→ WORK TO COMPLETE
In the records that follow, locate every line with "title" and extract it.

>> Begin RECORDED DATA

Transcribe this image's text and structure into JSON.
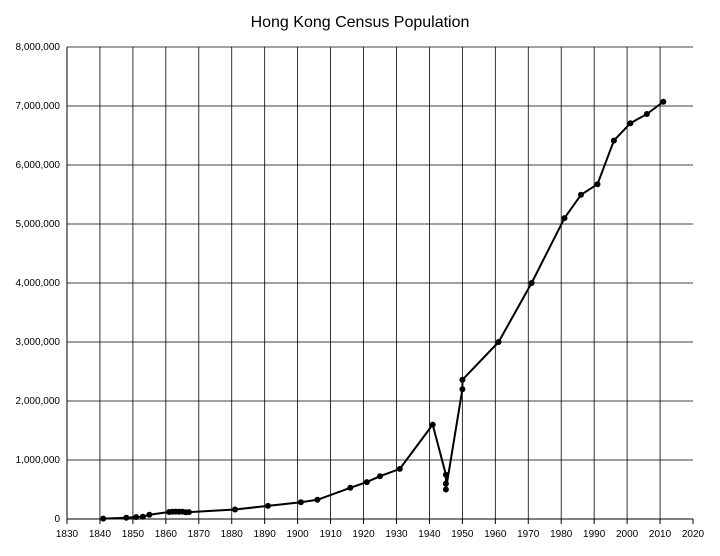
{
  "chart_data": {
    "type": "line",
    "title": "Hong Kong Census Population",
    "xlabel": "",
    "ylabel": "",
    "xlim": [
      1830,
      2020
    ],
    "ylim": [
      0,
      8000000
    ],
    "x_ticks": [
      "1830",
      "1840",
      "1850",
      "1860",
      "1870",
      "1880",
      "1890",
      "1900",
      "1910",
      "1920",
      "1930",
      "1940",
      "1950",
      "1960",
      "1970",
      "1980",
      "1990",
      "2000",
      "2010",
      "2020"
    ],
    "y_ticks": [
      "0",
      "1,000,000",
      "2,000,000",
      "3,000,000",
      "4,000,000",
      "5,000,000",
      "6,000,000",
      "7,000,000",
      "8,000,000"
    ],
    "grid": true,
    "legend": "none",
    "colors": {
      "line": "#000000",
      "marker": "#000000",
      "grid": "#000000",
      "background": "#ffffff"
    },
    "series": [
      {
        "points": [
          [
            1841,
            7450
          ],
          [
            1848,
            21500
          ],
          [
            1851,
            32983
          ],
          [
            1853,
            39017
          ],
          [
            1855,
            72607
          ],
          [
            1861,
            119321
          ],
          [
            1862,
            123511
          ],
          [
            1863,
            124850
          ],
          [
            1864,
            121498
          ],
          [
            1865,
            125504
          ],
          [
            1866,
            115098
          ],
          [
            1867,
            117471
          ],
          [
            1881,
            160402
          ],
          [
            1891,
            221441
          ],
          [
            1901,
            283975
          ],
          [
            1906,
            326000
          ],
          [
            1916,
            528000
          ],
          [
            1921,
            625166
          ],
          [
            1925,
            725000
          ],
          [
            1931,
            849751
          ],
          [
            1941,
            1600000
          ],
          [
            1945,
            750000
          ],
          [
            1945,
            600000
          ],
          [
            1945,
            500000
          ],
          [
            1950,
            2200000
          ],
          [
            1950,
            2360000
          ],
          [
            1961,
            3000000
          ],
          [
            1971,
            4000000
          ],
          [
            1981,
            5100000
          ],
          [
            1986,
            5495488
          ],
          [
            1991,
            5674114
          ],
          [
            1996,
            6412937
          ],
          [
            2001,
            6708389
          ],
          [
            2006,
            6864346
          ],
          [
            2011,
            7071576
          ]
        ]
      }
    ]
  }
}
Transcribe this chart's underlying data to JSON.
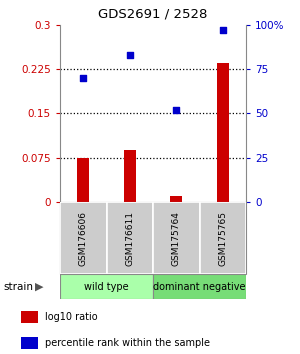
{
  "title": "GDS2691 / 2528",
  "samples": [
    "GSM176606",
    "GSM176611",
    "GSM175764",
    "GSM175765"
  ],
  "log10_ratio": [
    0.075,
    0.088,
    0.01,
    0.235
  ],
  "percentile_rank": [
    70,
    83,
    52,
    97
  ],
  "bar_color": "#cc0000",
  "dot_color": "#0000cc",
  "left_ylim": [
    0,
    0.3
  ],
  "right_ylim": [
    0,
    100
  ],
  "left_yticks": [
    0,
    0.075,
    0.15,
    0.225,
    0.3
  ],
  "right_yticks": [
    0,
    25,
    50,
    75,
    100
  ],
  "right_yticklabels": [
    "0",
    "25",
    "50",
    "75",
    "100%"
  ],
  "left_yticklabels": [
    "0",
    "0.075",
    "0.15",
    "0.225",
    "0.3"
  ],
  "hline_values": [
    0.075,
    0.15,
    0.225
  ],
  "groups": [
    {
      "label": "wild type",
      "indices": [
        0,
        1
      ],
      "color": "#aaffaa"
    },
    {
      "label": "dominant negative",
      "indices": [
        2,
        3
      ],
      "color": "#77dd77"
    }
  ],
  "legend_bar_label": "log10 ratio",
  "legend_dot_label": "percentile rank within the sample",
  "strain_label": "strain",
  "bar_width": 0.25,
  "dot_size": 18,
  "sample_box_color": "#cccccc",
  "sample_box_edgecolor": "#888888",
  "legend_square_size": 8
}
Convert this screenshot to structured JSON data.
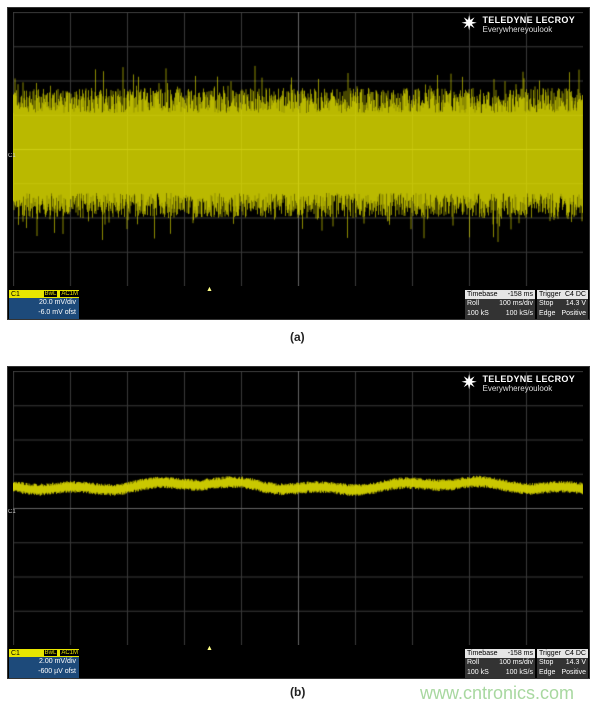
{
  "brand": {
    "name": "TELEDYNE LECROY",
    "tagline": "Everywhereyoulook"
  },
  "colors": {
    "trace": "#e8e600",
    "grid": "#3a3a3a",
    "channel_box": "#1d4a7a"
  },
  "panels": [
    {
      "caption": "(a)",
      "channel": "C1",
      "bwl": "BwL",
      "coupling": "AC1M",
      "vdiv": "20.0 mV/div",
      "offset": "-6.0 mV ofst",
      "timebase_label": "Timebase",
      "timebase_value": "-158 ms",
      "mode": "Roll",
      "tdiv": "100 ms/div",
      "samples": "100 kS",
      "rate": "100 kS/s",
      "trigger_label": "Trigger",
      "trigger_ch": "C4",
      "trigger_coupling": "DC",
      "trigger_state": "Stop",
      "trigger_level": "14.3 V",
      "trigger_type": "Edge",
      "trigger_slope": "Positive"
    },
    {
      "caption": "(b)",
      "channel": "C1",
      "bwl": "BwL",
      "coupling": "AC1M",
      "vdiv": "2.00 mV/div",
      "offset": "-600 µV ofst",
      "timebase_label": "Timebase",
      "timebase_value": "-158 ms",
      "mode": "Roll",
      "tdiv": "100 ms/div",
      "samples": "100 kS",
      "rate": "100 kS/s",
      "trigger_label": "Trigger",
      "trigger_ch": "C4",
      "trigger_coupling": "DC",
      "trigger_state": "Stop",
      "trigger_level": "14.3 V",
      "trigger_type": "Edge",
      "trigger_slope": "Positive"
    }
  ],
  "watermark": "www.cntronics.com"
}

>> End RECORDED DATA

→ THE OUTPUT
    "title": "Hong Kong Census Population",
  "title": "GDS2691 / 2528",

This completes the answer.